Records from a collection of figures
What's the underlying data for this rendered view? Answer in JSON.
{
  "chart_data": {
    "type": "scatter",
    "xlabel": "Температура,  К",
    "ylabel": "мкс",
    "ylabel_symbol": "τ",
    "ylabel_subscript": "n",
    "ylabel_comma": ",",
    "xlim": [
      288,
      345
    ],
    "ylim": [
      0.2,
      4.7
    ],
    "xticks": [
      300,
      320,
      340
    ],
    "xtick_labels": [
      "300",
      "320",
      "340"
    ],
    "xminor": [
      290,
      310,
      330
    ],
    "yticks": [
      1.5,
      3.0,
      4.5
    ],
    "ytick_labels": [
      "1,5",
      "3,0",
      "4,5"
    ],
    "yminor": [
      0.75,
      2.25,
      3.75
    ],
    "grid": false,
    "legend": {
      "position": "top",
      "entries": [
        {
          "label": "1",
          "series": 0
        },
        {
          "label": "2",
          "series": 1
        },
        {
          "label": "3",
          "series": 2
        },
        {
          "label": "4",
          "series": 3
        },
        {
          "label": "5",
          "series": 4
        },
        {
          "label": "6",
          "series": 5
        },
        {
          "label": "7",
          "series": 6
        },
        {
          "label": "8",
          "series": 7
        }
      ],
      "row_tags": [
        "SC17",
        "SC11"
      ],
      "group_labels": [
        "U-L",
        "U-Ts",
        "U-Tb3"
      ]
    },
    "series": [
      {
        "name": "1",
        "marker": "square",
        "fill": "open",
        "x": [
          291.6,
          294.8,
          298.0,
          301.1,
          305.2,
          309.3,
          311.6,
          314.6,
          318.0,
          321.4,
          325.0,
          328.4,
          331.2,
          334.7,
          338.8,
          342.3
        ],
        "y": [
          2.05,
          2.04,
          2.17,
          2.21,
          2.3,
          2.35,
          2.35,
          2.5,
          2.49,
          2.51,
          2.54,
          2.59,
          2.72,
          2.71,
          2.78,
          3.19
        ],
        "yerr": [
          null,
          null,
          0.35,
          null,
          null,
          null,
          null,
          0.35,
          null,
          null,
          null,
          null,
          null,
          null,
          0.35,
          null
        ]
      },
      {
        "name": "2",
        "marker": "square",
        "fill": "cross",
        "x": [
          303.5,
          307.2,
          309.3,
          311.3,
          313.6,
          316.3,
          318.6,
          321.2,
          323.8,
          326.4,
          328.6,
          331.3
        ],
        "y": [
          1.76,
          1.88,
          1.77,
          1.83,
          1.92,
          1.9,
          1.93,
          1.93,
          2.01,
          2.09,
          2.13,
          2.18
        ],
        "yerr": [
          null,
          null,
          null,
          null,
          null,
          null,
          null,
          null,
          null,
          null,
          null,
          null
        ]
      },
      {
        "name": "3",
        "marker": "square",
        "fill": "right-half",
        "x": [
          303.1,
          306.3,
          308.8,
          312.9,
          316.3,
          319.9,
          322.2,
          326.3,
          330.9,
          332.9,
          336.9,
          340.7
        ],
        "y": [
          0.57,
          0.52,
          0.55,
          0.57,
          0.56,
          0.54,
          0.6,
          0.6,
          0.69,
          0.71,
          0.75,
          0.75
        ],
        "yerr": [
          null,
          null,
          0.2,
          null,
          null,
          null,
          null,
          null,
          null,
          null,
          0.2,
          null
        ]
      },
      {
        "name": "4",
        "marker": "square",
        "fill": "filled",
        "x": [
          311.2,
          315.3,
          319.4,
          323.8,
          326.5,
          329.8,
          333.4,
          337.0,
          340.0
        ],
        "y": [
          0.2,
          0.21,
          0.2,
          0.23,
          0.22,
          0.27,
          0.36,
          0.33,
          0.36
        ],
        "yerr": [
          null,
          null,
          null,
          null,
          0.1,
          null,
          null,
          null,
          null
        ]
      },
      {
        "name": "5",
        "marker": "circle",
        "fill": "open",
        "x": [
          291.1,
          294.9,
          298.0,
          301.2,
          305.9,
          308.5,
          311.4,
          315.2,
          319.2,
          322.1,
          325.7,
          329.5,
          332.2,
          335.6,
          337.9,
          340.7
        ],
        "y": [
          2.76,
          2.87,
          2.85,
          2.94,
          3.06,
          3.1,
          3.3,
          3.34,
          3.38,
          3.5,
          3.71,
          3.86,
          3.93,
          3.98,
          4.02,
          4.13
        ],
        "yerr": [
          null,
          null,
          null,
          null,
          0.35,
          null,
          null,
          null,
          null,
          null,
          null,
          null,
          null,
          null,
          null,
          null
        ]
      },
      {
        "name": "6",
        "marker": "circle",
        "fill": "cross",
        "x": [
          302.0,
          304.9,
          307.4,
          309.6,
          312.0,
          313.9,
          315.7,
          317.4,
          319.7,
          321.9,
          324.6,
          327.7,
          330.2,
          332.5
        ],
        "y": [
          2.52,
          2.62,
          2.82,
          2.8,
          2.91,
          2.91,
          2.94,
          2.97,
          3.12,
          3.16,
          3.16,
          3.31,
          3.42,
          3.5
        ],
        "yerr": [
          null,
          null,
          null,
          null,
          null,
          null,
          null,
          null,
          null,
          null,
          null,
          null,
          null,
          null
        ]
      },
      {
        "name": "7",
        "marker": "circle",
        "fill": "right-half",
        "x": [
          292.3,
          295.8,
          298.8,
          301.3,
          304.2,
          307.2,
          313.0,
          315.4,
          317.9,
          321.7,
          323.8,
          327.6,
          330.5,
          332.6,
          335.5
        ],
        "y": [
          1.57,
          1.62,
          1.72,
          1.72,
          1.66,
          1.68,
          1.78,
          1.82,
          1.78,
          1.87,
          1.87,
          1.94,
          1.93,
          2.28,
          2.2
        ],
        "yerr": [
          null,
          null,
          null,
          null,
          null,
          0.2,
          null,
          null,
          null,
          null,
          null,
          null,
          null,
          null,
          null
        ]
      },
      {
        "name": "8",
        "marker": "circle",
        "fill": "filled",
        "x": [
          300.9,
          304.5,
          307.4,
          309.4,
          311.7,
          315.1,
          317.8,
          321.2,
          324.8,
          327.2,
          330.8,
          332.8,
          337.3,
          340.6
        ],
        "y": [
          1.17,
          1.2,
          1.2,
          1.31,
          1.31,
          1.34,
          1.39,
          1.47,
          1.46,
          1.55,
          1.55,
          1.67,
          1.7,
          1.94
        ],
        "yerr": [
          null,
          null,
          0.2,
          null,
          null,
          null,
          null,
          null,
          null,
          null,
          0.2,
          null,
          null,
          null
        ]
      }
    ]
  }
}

**Do this**. Give back the whole listing exactly as it reads.

**Correct output**.
What's the underlying data for this rendered view? Answer in JSON.
{
  "chart_data": {
    "type": "scatter",
    "xlabel": "Температура,  К",
    "ylabel": "мкс",
    "ylabel_symbol": "τ",
    "ylabel_subscript": "n",
    "ylabel_comma": ",",
    "xlim": [
      288,
      345
    ],
    "ylim": [
      0.2,
      4.7
    ],
    "xticks": [
      300,
      320,
      340
    ],
    "xtick_labels": [
      "300",
      "320",
      "340"
    ],
    "xminor": [
      290,
      310,
      330
    ],
    "yticks": [
      1.5,
      3.0,
      4.5
    ],
    "ytick_labels": [
      "1,5",
      "3,0",
      "4,5"
    ],
    "yminor": [
      0.75,
      2.25,
      3.75
    ],
    "grid": false,
    "legend": {
      "position": "top",
      "entries": [
        {
          "label": "1",
          "series": 0
        },
        {
          "label": "2",
          "series": 1
        },
        {
          "label": "3",
          "series": 2
        },
        {
          "label": "4",
          "series": 3
        },
        {
          "label": "5",
          "series": 4
        },
        {
          "label": "6",
          "series": 5
        },
        {
          "label": "7",
          "series": 6
        },
        {
          "label": "8",
          "series": 7
        }
      ],
      "row_tags": [
        "SC17",
        "SC11"
      ],
      "group_labels": [
        "U-L",
        "U-Ts",
        "U-Tb3"
      ]
    },
    "series": [
      {
        "name": "1",
        "marker": "square",
        "fill": "open",
        "x": [
          291.6,
          294.8,
          298.0,
          301.1,
          305.2,
          309.3,
          311.6,
          314.6,
          318.0,
          321.4,
          325.0,
          328.4,
          331.2,
          334.7,
          338.8,
          342.3
        ],
        "y": [
          2.05,
          2.04,
          2.17,
          2.21,
          2.3,
          2.35,
          2.35,
          2.5,
          2.49,
          2.51,
          2.54,
          2.59,
          2.72,
          2.71,
          2.78,
          3.19
        ],
        "yerr": [
          null,
          null,
          0.35,
          null,
          null,
          null,
          null,
          0.35,
          null,
          null,
          null,
          null,
          null,
          null,
          0.35,
          null
        ]
      },
      {
        "name": "2",
        "marker": "square",
        "fill": "cross",
        "x": [
          303.5,
          307.2,
          309.3,
          311.3,
          313.6,
          316.3,
          318.6,
          321.2,
          323.8,
          326.4,
          328.6,
          331.3
        ],
        "y": [
          1.76,
          1.88,
          1.77,
          1.83,
          1.92,
          1.9,
          1.93,
          1.93,
          2.01,
          2.09,
          2.13,
          2.18
        ],
        "yerr": [
          null,
          null,
          null,
          null,
          null,
          null,
          null,
          null,
          null,
          null,
          null,
          null
        ]
      },
      {
        "name": "3",
        "marker": "square",
        "fill": "right-half",
        "x": [
          303.1,
          306.3,
          308.8,
          312.9,
          316.3,
          319.9,
          322.2,
          326.3,
          330.9,
          332.9,
          336.9,
          340.7
        ],
        "y": [
          0.57,
          0.52,
          0.55,
          0.57,
          0.56,
          0.54,
          0.6,
          0.6,
          0.69,
          0.71,
          0.75,
          0.75
        ],
        "yerr": [
          null,
          null,
          0.2,
          null,
          null,
          null,
          null,
          null,
          null,
          null,
          0.2,
          null
        ]
      },
      {
        "name": "4",
        "marker": "square",
        "fill": "filled",
        "x": [
          311.2,
          315.3,
          319.4,
          323.8,
          326.5,
          329.8,
          333.4,
          337.0,
          340.0
        ],
        "y": [
          0.2,
          0.21,
          0.2,
          0.23,
          0.22,
          0.27,
          0.36,
          0.33,
          0.36
        ],
        "yerr": [
          null,
          null,
          null,
          null,
          0.1,
          null,
          null,
          null,
          null
        ]
      },
      {
        "name": "5",
        "marker": "circle",
        "fill": "open",
        "x": [
          291.1,
          294.9,
          298.0,
          301.2,
          305.9,
          308.5,
          311.4,
          315.2,
          319.2,
          322.1,
          325.7,
          329.5,
          332.2,
          335.6,
          337.9,
          340.7
        ],
        "y": [
          2.76,
          2.87,
          2.85,
          2.94,
          3.06,
          3.1,
          3.3,
          3.34,
          3.38,
          3.5,
          3.71,
          3.86,
          3.93,
          3.98,
          4.02,
          4.13
        ],
        "yerr": [
          null,
          null,
          null,
          null,
          0.35,
          null,
          null,
          null,
          null,
          null,
          null,
          null,
          null,
          null,
          null,
          null
        ]
      },
      {
        "name": "6",
        "marker": "circle",
        "fill": "cross",
        "x": [
          302.0,
          304.9,
          307.4,
          309.6,
          312.0,
          313.9,
          315.7,
          317.4,
          319.7,
          321.9,
          324.6,
          327.7,
          330.2,
          332.5
        ],
        "y": [
          2.52,
          2.62,
          2.82,
          2.8,
          2.91,
          2.91,
          2.94,
          2.97,
          3.12,
          3.16,
          3.16,
          3.31,
          3.42,
          3.5
        ],
        "yerr": [
          null,
          null,
          null,
          null,
          null,
          null,
          null,
          null,
          null,
          null,
          null,
          null,
          null,
          null
        ]
      },
      {
        "name": "7",
        "marker": "circle",
        "fill": "right-half",
        "x": [
          292.3,
          295.8,
          298.8,
          301.3,
          304.2,
          307.2,
          313.0,
          315.4,
          317.9,
          321.7,
          323.8,
          327.6,
          330.5,
          332.6,
          335.5
        ],
        "y": [
          1.57,
          1.62,
          1.72,
          1.72,
          1.66,
          1.68,
          1.78,
          1.82,
          1.78,
          1.87,
          1.87,
          1.94,
          1.93,
          2.28,
          2.2
        ],
        "yerr": [
          null,
          null,
          null,
          null,
          null,
          0.2,
          null,
          null,
          null,
          null,
          null,
          null,
          null,
          null,
          null
        ]
      },
      {
        "name": "8",
        "marker": "circle",
        "fill": "filled",
        "x": [
          300.9,
          304.5,
          307.4,
          309.4,
          311.7,
          315.1,
          317.8,
          321.2,
          324.8,
          327.2,
          330.8,
          332.8,
          337.3,
          340.6
        ],
        "y": [
          1.17,
          1.2,
          1.2,
          1.31,
          1.31,
          1.34,
          1.39,
          1.47,
          1.46,
          1.55,
          1.55,
          1.67,
          1.7,
          1.94
        ],
        "yerr": [
          null,
          null,
          0.2,
          null,
          null,
          null,
          null,
          null,
          null,
          null,
          0.2,
          null,
          null,
          null
        ]
      }
    ]
  }
}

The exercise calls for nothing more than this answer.